From the listing, collect all lines containing the word "circle".

* start RECORDS SHOWN *

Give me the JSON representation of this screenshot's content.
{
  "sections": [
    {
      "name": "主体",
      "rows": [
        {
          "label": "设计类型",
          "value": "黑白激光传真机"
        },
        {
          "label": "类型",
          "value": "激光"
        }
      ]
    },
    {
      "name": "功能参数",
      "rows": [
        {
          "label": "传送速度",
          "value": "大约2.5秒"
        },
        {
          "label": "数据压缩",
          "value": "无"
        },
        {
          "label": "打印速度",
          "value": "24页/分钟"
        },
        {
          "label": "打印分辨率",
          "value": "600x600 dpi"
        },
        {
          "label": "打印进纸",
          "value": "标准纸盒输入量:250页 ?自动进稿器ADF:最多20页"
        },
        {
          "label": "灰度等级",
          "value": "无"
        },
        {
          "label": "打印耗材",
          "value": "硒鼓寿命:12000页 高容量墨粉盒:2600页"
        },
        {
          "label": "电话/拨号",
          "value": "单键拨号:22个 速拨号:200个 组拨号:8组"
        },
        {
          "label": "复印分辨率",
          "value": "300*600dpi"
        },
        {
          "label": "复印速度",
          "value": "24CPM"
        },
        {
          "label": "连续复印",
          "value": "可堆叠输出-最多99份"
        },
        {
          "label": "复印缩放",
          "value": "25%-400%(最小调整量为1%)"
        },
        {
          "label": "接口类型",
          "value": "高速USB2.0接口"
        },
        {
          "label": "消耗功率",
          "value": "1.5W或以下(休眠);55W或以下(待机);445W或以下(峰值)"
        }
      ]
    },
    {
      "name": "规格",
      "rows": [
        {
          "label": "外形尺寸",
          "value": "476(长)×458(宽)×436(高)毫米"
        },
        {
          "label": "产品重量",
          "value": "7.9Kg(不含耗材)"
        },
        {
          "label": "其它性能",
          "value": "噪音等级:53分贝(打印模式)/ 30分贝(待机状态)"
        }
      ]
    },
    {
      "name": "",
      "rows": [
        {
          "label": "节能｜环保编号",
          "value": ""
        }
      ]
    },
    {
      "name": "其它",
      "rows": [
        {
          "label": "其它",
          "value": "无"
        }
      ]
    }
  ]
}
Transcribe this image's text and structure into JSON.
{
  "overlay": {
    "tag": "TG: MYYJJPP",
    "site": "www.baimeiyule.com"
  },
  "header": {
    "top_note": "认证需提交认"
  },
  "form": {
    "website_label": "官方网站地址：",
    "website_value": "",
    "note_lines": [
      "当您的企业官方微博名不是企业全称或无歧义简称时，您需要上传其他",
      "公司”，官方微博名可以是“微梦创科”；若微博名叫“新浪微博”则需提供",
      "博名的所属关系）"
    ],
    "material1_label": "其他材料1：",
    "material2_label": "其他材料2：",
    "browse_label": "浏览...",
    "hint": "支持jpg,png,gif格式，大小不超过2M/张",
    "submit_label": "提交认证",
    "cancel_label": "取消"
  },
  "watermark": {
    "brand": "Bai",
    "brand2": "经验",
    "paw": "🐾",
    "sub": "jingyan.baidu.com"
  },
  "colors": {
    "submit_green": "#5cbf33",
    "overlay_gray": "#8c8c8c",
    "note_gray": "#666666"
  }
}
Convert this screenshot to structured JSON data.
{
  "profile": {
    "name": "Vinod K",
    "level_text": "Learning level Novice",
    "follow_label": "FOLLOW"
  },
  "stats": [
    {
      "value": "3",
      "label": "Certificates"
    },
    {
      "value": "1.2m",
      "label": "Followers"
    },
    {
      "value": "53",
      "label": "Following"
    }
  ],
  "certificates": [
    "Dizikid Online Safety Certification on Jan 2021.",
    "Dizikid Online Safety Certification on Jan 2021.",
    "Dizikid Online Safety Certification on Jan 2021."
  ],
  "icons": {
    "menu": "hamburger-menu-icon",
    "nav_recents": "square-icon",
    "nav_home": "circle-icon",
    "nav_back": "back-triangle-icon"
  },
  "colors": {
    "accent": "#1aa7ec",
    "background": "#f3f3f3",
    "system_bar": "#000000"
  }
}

* end RECORDS SHOWN *
* start RECORDS SHOWN *

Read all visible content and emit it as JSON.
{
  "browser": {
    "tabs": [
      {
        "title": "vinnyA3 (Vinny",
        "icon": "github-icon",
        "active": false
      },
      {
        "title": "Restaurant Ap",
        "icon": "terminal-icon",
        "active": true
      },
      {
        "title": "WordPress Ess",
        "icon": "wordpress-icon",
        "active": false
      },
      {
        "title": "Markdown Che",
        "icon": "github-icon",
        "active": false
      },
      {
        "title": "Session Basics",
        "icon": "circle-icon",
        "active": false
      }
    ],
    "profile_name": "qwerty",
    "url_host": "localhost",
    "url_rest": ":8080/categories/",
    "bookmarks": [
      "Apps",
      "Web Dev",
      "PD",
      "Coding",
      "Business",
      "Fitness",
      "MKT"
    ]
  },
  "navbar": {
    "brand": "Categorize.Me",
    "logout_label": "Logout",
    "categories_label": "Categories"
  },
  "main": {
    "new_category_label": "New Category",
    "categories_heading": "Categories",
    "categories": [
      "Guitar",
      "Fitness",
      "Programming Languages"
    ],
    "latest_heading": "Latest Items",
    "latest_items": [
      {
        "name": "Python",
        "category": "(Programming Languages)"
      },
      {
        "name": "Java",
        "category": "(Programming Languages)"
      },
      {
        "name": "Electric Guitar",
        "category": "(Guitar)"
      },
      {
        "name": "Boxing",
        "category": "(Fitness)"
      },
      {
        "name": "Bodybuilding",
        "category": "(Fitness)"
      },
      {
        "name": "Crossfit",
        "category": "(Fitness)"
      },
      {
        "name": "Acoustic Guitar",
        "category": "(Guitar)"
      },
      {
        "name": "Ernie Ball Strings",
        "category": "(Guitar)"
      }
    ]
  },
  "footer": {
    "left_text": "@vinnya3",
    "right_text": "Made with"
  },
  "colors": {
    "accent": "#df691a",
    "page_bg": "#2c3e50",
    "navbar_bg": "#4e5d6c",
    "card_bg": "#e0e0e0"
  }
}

* end RECORDS SHOWN *

| COMPLETE ANSWER |
    "nav_home": "circle-icon",
        "icon": "circle-icon",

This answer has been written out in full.